** What to produce **
From the listing below, extract every line containing "this".

>> start Material provided

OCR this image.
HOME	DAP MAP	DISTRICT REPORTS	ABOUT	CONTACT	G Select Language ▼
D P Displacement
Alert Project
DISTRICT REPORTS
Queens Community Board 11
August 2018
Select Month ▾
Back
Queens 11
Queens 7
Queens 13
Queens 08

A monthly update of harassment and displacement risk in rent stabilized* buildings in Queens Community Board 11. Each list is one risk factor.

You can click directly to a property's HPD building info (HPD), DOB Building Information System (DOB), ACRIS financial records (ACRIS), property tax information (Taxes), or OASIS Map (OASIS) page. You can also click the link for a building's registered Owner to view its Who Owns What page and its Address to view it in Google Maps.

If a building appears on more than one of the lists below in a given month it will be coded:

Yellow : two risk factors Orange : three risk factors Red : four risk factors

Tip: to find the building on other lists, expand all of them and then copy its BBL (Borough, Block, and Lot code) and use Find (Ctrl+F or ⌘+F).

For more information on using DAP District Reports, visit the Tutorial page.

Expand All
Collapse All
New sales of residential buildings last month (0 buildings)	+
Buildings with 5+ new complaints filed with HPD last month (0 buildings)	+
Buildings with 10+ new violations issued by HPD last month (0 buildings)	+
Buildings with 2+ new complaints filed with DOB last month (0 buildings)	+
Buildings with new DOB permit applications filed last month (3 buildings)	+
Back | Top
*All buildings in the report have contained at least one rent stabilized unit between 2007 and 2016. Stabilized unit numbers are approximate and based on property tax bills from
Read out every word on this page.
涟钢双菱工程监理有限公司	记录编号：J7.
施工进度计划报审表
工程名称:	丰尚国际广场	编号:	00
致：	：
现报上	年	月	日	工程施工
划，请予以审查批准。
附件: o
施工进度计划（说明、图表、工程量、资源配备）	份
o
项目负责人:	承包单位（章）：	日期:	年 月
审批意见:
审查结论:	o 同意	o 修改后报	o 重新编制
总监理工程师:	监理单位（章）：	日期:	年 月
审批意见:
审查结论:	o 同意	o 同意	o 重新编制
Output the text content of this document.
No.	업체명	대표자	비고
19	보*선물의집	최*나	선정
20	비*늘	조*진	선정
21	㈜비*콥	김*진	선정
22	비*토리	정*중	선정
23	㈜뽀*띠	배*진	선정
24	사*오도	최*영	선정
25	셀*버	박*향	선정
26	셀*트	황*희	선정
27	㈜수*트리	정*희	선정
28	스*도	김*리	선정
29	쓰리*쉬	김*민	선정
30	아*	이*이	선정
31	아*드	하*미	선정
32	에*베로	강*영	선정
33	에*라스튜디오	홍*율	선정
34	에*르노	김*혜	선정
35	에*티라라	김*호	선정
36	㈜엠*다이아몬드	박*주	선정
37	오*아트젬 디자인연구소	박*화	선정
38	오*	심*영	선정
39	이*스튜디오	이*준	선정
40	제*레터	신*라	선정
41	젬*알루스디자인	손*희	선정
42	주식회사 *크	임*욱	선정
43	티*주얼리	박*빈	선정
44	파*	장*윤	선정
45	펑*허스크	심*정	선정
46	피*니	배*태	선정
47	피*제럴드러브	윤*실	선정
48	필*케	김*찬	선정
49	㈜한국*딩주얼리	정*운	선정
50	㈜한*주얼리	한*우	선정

>> end Material provided

** Problem solution **
OCR this image.
Read out every word on this page.
Output the text content of this document.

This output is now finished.